- **PROBLEMS TO SOLVE**:
a – Summarize the blog post about talking in two sentences.
b – Translate this sentence from the blog post about talking into Spanish: "Now, we seem to have gone to the other extreme."
c – Write out, with no changes, the part of the blog post about talking that opens with the words containing "I want to say" and closes with "achieve an objective.".

____ EXCERPT PROVIDED

Sunday 31 January 2016

The Importance of Talking

If life gets you down, you need to share how you feel. You need to talk.

There are so many ways to communicate, but only one way to talkTalking involves looking into someone's eyes, and sharing information aloud.


And it is sometimes very hard to do.


I often think that I am one of the world's worst at talking with Dan. Note I said with and not to.


I want to say things, but I tend to clam up, and I get very emotional. Which doesn't help anyone.

There was a time when I was very much 'in command' at all times. 



When the going gets tough, the tough get going could have been written for me. Many is the time when I have sallied forth like a galleon in full sail. I would sweep everyone and everything out of my way in my determination to achieve an objective. 



I can even remember literally elbowing Dan out of the way once. (It didn't go down very well and we ended up having an enormous argument.) Thankfully that is at least twenty years in the past if not more. But that is how in control I used to be. With Dan away so much, it was often a case of having to be.

Now, we seem to have gone to the other extreme. In trying to stand back, I have placed the decision-making process so firmly on Dan's shoulders that when he needs to discuss something, I find it overwhelming and very often end up dissolving into tears. For no real reason except I seem to have got out of the habit of making any decisions at all.

________
____ RECORD EXCERPTS

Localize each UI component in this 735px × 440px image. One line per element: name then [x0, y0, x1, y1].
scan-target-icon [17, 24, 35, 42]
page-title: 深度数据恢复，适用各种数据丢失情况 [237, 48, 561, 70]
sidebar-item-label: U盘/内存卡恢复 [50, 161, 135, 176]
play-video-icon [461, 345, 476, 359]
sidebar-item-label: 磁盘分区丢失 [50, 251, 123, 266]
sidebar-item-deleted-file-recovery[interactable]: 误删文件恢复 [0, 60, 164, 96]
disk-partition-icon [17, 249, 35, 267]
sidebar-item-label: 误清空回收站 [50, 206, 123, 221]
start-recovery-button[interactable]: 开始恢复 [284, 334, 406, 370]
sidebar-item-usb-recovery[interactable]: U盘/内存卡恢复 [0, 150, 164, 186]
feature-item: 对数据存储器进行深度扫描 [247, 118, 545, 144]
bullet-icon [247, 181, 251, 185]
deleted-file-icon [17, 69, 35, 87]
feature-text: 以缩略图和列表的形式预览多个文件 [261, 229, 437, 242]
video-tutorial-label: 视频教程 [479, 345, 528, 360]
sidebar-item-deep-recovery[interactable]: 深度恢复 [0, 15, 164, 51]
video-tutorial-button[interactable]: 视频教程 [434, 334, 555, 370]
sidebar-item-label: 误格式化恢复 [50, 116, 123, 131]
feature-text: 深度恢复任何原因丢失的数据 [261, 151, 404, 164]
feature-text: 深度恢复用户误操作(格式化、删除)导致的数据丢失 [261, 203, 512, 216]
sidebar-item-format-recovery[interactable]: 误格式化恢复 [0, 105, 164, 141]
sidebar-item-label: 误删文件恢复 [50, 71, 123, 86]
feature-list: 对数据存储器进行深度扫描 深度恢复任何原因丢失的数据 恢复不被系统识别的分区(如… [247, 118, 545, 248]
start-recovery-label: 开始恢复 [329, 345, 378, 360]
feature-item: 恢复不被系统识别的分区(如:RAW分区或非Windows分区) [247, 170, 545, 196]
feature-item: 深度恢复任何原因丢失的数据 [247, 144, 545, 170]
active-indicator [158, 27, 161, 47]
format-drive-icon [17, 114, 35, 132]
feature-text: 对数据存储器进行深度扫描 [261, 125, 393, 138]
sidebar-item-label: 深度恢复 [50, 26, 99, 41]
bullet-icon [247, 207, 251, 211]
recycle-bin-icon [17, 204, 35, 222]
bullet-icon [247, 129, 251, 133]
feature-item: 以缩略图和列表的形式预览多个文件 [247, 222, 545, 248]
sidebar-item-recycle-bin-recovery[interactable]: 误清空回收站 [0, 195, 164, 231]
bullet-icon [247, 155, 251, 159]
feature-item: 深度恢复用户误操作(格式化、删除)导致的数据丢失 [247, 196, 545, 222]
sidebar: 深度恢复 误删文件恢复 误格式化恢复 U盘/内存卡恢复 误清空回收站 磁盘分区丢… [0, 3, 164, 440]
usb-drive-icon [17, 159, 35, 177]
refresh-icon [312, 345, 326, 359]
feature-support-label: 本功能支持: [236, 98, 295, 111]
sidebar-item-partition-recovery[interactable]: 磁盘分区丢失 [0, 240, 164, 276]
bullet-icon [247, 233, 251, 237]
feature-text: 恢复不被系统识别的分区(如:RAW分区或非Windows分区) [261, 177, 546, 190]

________

- **SOLUTIONS TO THE TASKS**:
a – The writer says that when life gets you down you need to talk, yet finds talking with Dan very hard, tending to clam up and get emotional. Once very much in command, even elbowing Dan out of the way, the writer has now put decision-making so firmly on Dan that discussing something with him often ends in tears.

b – Ahora parece que hemos pasado al otro extremo.

c –
I want to say things, but I tend to clam up, and I get very emotional. Which doesn't help anyone.

There was a time when I was very much 'in command' at all times. 



When the going gets tough, the tough get going could have been written for me. Many is the time when I have sallied forth like a galleon in full sail. I would sweep everyone and everything out of my way in my determination to achieve an objective.